** start of Data provided **

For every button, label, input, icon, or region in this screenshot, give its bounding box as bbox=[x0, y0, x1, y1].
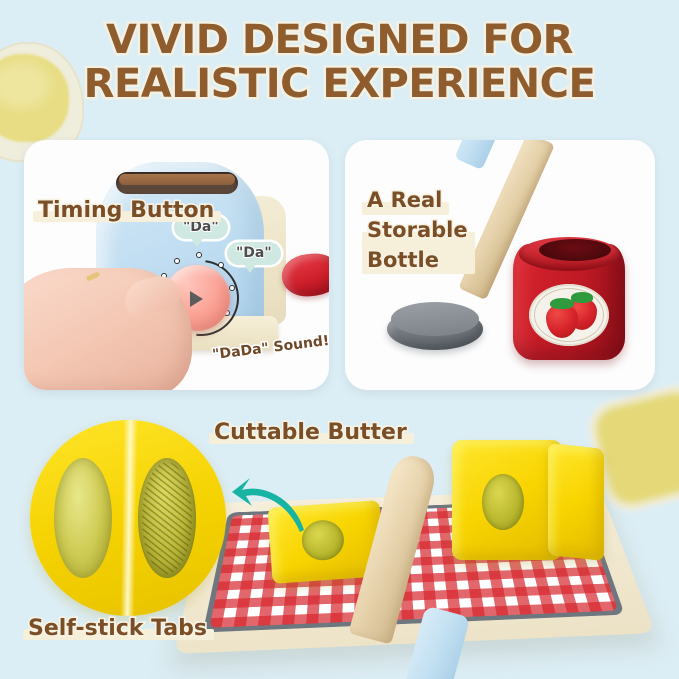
label-bottle-line-2: Storable bbox=[367, 216, 468, 246]
label-timing-button: Timing Button bbox=[38, 198, 214, 223]
dial-tick-3 bbox=[196, 252, 202, 258]
infographic-stage: VIVID DESIGNED FOR REALISTIC EXPERIENCE bbox=[0, 0, 679, 679]
dial-tick-4 bbox=[218, 262, 224, 268]
dial-tick-2 bbox=[174, 258, 180, 264]
label-bottle-line-1: A Real bbox=[367, 186, 442, 216]
label-self-stick-tabs: Self-stick Tabs bbox=[28, 616, 207, 641]
feature-card-timing-button: "Da" "Da" "DaDa" Sound! Timing Button bbox=[24, 140, 329, 390]
butter-scene: Cuttable Butter Self-stick Tabs bbox=[0, 398, 679, 679]
velcro-tab-soft-side bbox=[54, 458, 112, 578]
headline-line-2: REALISTIC EXPERIENCE bbox=[0, 62, 679, 106]
toaster-photo: "Da" "Da" "DaDa" Sound! Timing Button bbox=[24, 140, 329, 390]
strawberry-icon-a bbox=[546, 304, 578, 338]
label-storable-bottle: A Real Storable Bottle bbox=[367, 186, 468, 275]
teal-arrow-icon bbox=[230, 476, 308, 534]
label-bottle-line-3: Bottle bbox=[367, 246, 439, 276]
jar-lid bbox=[387, 308, 483, 350]
butter-block-right-a bbox=[452, 440, 562, 560]
finger-ring bbox=[86, 271, 101, 281]
page-headline: VIVID DESIGNED FOR REALISTIC EXPERIENCE bbox=[0, 18, 679, 106]
label-cuttable-butter: Cuttable Butter bbox=[214, 420, 407, 445]
butter-split-seam bbox=[120, 420, 138, 616]
dial-tick-5 bbox=[229, 285, 235, 291]
jar-strawberry-label bbox=[529, 284, 609, 346]
toaster-red-lever[interactable] bbox=[280, 251, 329, 299]
hand-photo bbox=[24, 268, 192, 390]
bottle-photo: A Real Storable Bottle bbox=[345, 140, 655, 390]
dial-pointer-icon bbox=[190, 291, 203, 307]
toaster-bread-slot bbox=[116, 172, 238, 194]
jar-opening bbox=[539, 239, 611, 261]
jar-rim bbox=[519, 237, 619, 271]
velcro-tab-hook-side bbox=[138, 458, 196, 578]
self-stick-tabs-closeup bbox=[30, 420, 226, 616]
speech-bubble-da-2: "Da" bbox=[227, 242, 281, 265]
feature-card-storable-bottle: A Real Storable Bottle bbox=[345, 140, 655, 390]
butter-block-right-b bbox=[548, 443, 604, 561]
jam-jar bbox=[513, 244, 625, 360]
headline-line-1: VIVID DESIGNED FOR bbox=[106, 17, 573, 63]
butter-tab-right-a bbox=[482, 474, 524, 530]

** end of Data provided **

# Instruction
Can you format all the entries above as a numbered list, skipping blank lines and leaving out the pictures?

# Task answer
1. For every button, label, input, icon, or region in this screenshot, give its bounding box as bbox=[x0, y0, x1, y1].
2. label-bottle-line-2: Storable bbox=[367, 216, 468, 246]
3. label-timing-button: Timing Button bbox=[38, 198, 214, 223]
4. dial-tick-3 bbox=[196, 252, 202, 258]
5. infographic-stage: VIVID DESIGNED FOR REALISTIC EXPERIENCE bbox=[0, 0, 679, 679]
6. dial-tick-4 bbox=[218, 262, 224, 268]
7. dial-tick-2 bbox=[174, 258, 180, 264]
8. label-bottle-line-1: A Real bbox=[367, 186, 442, 216]
9. label-self-stick-tabs: Self-stick Tabs bbox=[28, 616, 207, 641]
10. feature-card-timing-button: "Da" "Da" "DaDa" Sound! Timing Button bbox=[24, 140, 329, 390]
11. butter-scene: Cuttable Butter Self-stick Tabs bbox=[0, 398, 679, 679]
12. velcro-tab-soft-side bbox=[54, 458, 112, 578]
13. headline-line-2: REALISTIC EXPERIENCE bbox=[0, 62, 679, 106]
14. toaster-photo: "Da" "Da" "DaDa" Sound! Timing Button bbox=[24, 140, 329, 390]
15. strawberry-icon-a bbox=[546, 304, 578, 338]
16. label-storable-bottle: A Real Storable Bottle bbox=[367, 186, 468, 275]
17. teal-arrow-icon bbox=[230, 476, 308, 534]
18. label-bottle-line-3: Bottle bbox=[367, 246, 439, 276]
19. jar-lid bbox=[387, 308, 483, 350]
20. butter-block-right-a bbox=[452, 440, 562, 560]
21. finger-ring bbox=[86, 271, 101, 281]
22. page-headline: VIVID DESIGNED FOR REALISTIC EXPERIENCE bbox=[0, 18, 679, 106]
23. label-cuttable-butter: Cuttable Butter bbox=[214, 420, 407, 445]
24. butter-split-seam bbox=[120, 420, 138, 616]
25. dial-tick-5 bbox=[229, 285, 235, 291]
26. jar-strawberry-label bbox=[529, 284, 609, 346]
27. toaster-red-lever[interactable] bbox=[280, 251, 329, 299]
28. hand-photo bbox=[24, 268, 192, 390]
29. bottle-photo: A Real Storable Bottle bbox=[345, 140, 655, 390]
30. dial-pointer-icon bbox=[190, 291, 203, 307]
31. toaster-bread-slot bbox=[116, 172, 238, 194]
32. jar-opening bbox=[539, 239, 611, 261]
33. jar-rim bbox=[519, 237, 619, 271]
34. velcro-tab-hook-side bbox=[138, 458, 196, 578]
35. self-stick-tabs-closeup bbox=[30, 420, 226, 616]
36. speech-bubble-da-2: "Da" bbox=[227, 242, 281, 265]
37. feature-card-storable-bottle: A Real Storable Bottle bbox=[345, 140, 655, 390]
38. butter-block-right-b bbox=[548, 443, 604, 561]
39. jam-jar bbox=[513, 244, 625, 360]
40. headline-line-1: VIVID DESIGNED FOR bbox=[106, 17, 573, 63]
41. butter-tab-right-a bbox=[482, 474, 524, 530]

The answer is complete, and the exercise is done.